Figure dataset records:
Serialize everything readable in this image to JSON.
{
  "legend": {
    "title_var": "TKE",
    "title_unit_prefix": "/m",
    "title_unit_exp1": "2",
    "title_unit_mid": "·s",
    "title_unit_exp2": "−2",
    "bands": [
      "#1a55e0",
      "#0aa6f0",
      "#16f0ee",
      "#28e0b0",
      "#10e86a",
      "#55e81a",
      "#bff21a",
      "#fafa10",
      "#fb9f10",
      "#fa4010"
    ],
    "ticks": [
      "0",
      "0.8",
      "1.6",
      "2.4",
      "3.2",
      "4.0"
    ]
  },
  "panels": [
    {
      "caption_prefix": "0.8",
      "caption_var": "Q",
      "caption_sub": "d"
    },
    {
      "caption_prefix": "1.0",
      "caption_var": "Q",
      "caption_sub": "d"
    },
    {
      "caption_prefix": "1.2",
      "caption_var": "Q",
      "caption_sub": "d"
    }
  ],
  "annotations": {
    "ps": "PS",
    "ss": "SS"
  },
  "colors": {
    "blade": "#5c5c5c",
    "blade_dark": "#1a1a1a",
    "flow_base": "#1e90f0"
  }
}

- _Challenge_: Produce an exact copy of all the records.

- _Response below_:
Serialize everything readable in this image to JSON.
{
  "legend": {
    "title_var": "TKE",
    "title_unit_prefix": "/m",
    "title_unit_exp1": "2",
    "title_unit_mid": "·s",
    "title_unit_exp2": "−2",
    "bands": [
      "#1a55e0",
      "#0aa6f0",
      "#16f0ee",
      "#28e0b0",
      "#10e86a",
      "#55e81a",
      "#bff21a",
      "#fafa10",
      "#fb9f10",
      "#fa4010"
    ],
    "ticks": [
      "0",
      "0.8",
      "1.6",
      "2.4",
      "3.2",
      "4.0"
    ]
  },
  "panels": [
    {
      "caption_prefix": "0.8",
      "caption_var": "Q",
      "caption_sub": "d"
    },
    {
      "caption_prefix": "1.0",
      "caption_var": "Q",
      "caption_sub": "d"
    },
    {
      "caption_prefix": "1.2",
      "caption_var": "Q",
      "caption_sub": "d"
    }
  ],
  "annotations": {
    "ps": "PS",
    "ss": "SS"
  },
  "colors": {
    "blade": "#5c5c5c",
    "blade_dark": "#1a1a1a",
    "flow_base": "#1e90f0"
  }
}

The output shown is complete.